Output all the entries word for word. Omit the pictures.

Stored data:

==*==

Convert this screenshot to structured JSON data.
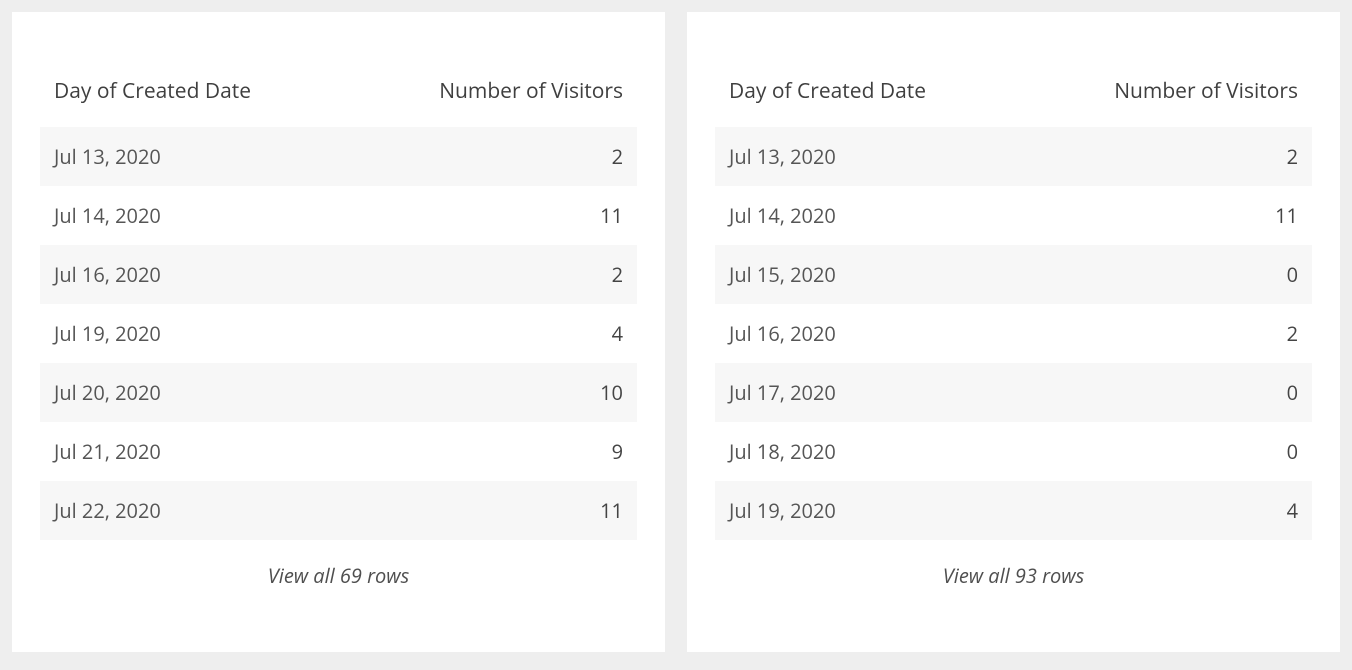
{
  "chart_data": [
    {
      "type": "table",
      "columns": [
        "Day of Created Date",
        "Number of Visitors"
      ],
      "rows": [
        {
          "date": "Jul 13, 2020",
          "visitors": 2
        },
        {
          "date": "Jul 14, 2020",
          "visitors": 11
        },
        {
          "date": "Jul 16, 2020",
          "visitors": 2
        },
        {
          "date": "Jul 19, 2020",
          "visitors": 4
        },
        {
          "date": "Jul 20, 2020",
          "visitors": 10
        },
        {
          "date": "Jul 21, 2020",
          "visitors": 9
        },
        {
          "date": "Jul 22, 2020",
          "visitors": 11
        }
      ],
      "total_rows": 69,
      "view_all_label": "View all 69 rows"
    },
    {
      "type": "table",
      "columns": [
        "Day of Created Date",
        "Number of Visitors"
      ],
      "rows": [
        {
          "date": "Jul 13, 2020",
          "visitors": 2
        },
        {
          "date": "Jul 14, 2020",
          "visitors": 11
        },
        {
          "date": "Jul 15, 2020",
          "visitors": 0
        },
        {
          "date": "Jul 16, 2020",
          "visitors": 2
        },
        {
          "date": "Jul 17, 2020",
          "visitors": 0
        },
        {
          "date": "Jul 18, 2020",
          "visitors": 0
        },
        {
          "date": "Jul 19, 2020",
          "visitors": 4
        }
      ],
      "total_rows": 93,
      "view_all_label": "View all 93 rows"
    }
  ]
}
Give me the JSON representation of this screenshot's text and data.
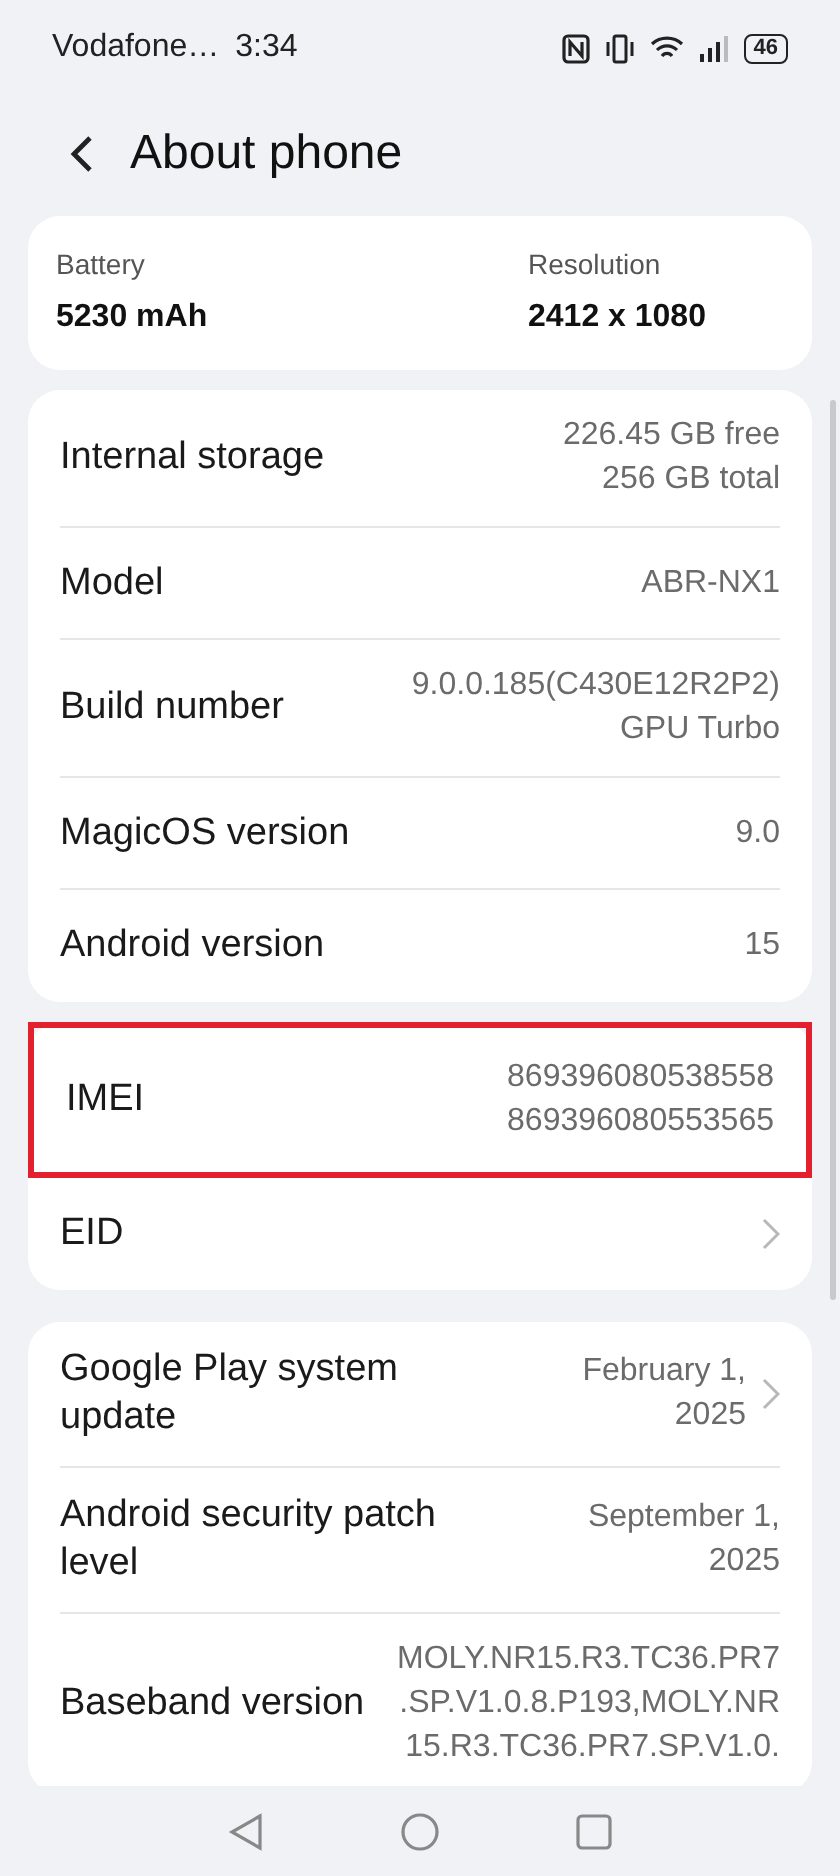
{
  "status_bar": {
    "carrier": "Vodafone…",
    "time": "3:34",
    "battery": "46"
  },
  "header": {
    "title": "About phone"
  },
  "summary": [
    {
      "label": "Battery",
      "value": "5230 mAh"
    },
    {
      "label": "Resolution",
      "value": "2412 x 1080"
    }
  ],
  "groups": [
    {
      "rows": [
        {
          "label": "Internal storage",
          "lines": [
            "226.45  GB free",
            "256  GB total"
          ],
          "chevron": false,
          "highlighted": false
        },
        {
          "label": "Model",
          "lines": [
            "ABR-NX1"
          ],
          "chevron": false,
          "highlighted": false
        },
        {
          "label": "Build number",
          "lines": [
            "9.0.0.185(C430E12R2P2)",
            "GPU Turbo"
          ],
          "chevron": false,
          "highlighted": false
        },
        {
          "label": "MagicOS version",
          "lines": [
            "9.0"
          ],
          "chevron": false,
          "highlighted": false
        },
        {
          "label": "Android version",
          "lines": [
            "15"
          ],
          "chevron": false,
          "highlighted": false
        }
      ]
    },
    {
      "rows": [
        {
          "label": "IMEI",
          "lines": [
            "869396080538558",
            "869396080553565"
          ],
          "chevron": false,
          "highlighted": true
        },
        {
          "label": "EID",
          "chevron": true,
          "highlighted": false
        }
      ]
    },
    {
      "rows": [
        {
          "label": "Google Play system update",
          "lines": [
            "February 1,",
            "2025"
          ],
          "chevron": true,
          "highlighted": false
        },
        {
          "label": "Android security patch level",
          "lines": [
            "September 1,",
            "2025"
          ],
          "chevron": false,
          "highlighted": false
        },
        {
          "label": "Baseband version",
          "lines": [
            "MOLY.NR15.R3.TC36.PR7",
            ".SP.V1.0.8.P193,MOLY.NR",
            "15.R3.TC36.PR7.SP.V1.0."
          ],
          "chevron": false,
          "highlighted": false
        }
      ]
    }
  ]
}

==*==

Result for this exercise.
Convert this screenshot to structured JSON data.
{
  "chart_data": [
    {
      "type": "table",
      "columns": [
        "Day of Created Date",
        "Number of Visitors"
      ],
      "rows": [
        {
          "date": "Jul 13, 2020",
          "visitors": 2
        },
        {
          "date": "Jul 14, 2020",
          "visitors": 11
        },
        {
          "date": "Jul 16, 2020",
          "visitors": 2
        },
        {
          "date": "Jul 19, 2020",
          "visitors": 4
        },
        {
          "date": "Jul 20, 2020",
          "visitors": 10
        },
        {
          "date": "Jul 21, 2020",
          "visitors": 9
        },
        {
          "date": "Jul 22, 2020",
          "visitors": 11
        }
      ],
      "total_rows": 69,
      "view_all_label": "View all 69 rows"
    },
    {
      "type": "table",
      "columns": [
        "Day of Created Date",
        "Number of Visitors"
      ],
      "rows": [
        {
          "date": "Jul 13, 2020",
          "visitors": 2
        },
        {
          "date": "Jul 14, 2020",
          "visitors": 11
        },
        {
          "date": "Jul 15, 2020",
          "visitors": 0
        },
        {
          "date": "Jul 16, 2020",
          "visitors": 2
        },
        {
          "date": "Jul 17, 2020",
          "visitors": 0
        },
        {
          "date": "Jul 18, 2020",
          "visitors": 0
        },
        {
          "date": "Jul 19, 2020",
          "visitors": 4
        }
      ],
      "total_rows": 93,
      "view_all_label": "View all 93 rows"
    }
  ]
}
Give me the JSON representation of this screenshot's text and data.
{
  "status_bar": {
    "carrier": "Vodafone…",
    "time": "3:34",
    "battery": "46"
  },
  "header": {
    "title": "About phone"
  },
  "summary": [
    {
      "label": "Battery",
      "value": "5230 mAh"
    },
    {
      "label": "Resolution",
      "value": "2412 x 1080"
    }
  ],
  "groups": [
    {
      "rows": [
        {
          "label": "Internal storage",
          "lines": [
            "226.45  GB free",
            "256  GB total"
          ],
          "chevron": false,
          "highlighted": false
        },
        {
          "label": "Model",
          "lines": [
            "ABR-NX1"
          ],
          "chevron": false,
          "highlighted": false
        },
        {
          "label": "Build number",
          "lines": [
            "9.0.0.185(C430E12R2P2)",
            "GPU Turbo"
          ],
          "chevron": false,
          "highlighted": false
        },
        {
          "label": "MagicOS version",
          "lines": [
            "9.0"
          ],
          "chevron": false,
          "highlighted": false
        },
        {
          "label": "Android version",
          "lines": [
            "15"
          ],
          "chevron": false,
          "highlighted": false
        }
      ]
    },
    {
      "rows": [
        {
          "label": "IMEI",
          "lines": [
            "869396080538558",
            "869396080553565"
          ],
          "chevron": false,
          "highlighted": true
        },
        {
          "label": "EID",
          "chevron": true,
          "highlighted": false
        }
      ]
    },
    {
      "rows": [
        {
          "label": "Google Play system update",
          "lines": [
            "February 1,",
            "2025"
          ],
          "chevron": true,
          "highlighted": false
        },
        {
          "label": "Android security patch level",
          "lines": [
            "September 1,",
            "2025"
          ],
          "chevron": false,
          "highlighted": false
        },
        {
          "label": "Baseband version",
          "lines": [
            "MOLY.NR15.R3.TC36.PR7",
            ".SP.V1.0.8.P193,MOLY.NR",
            "15.R3.TC36.PR7.SP.V1.0."
          ],
          "chevron": false,
          "highlighted": false
        }
      ]
    }
  ]
}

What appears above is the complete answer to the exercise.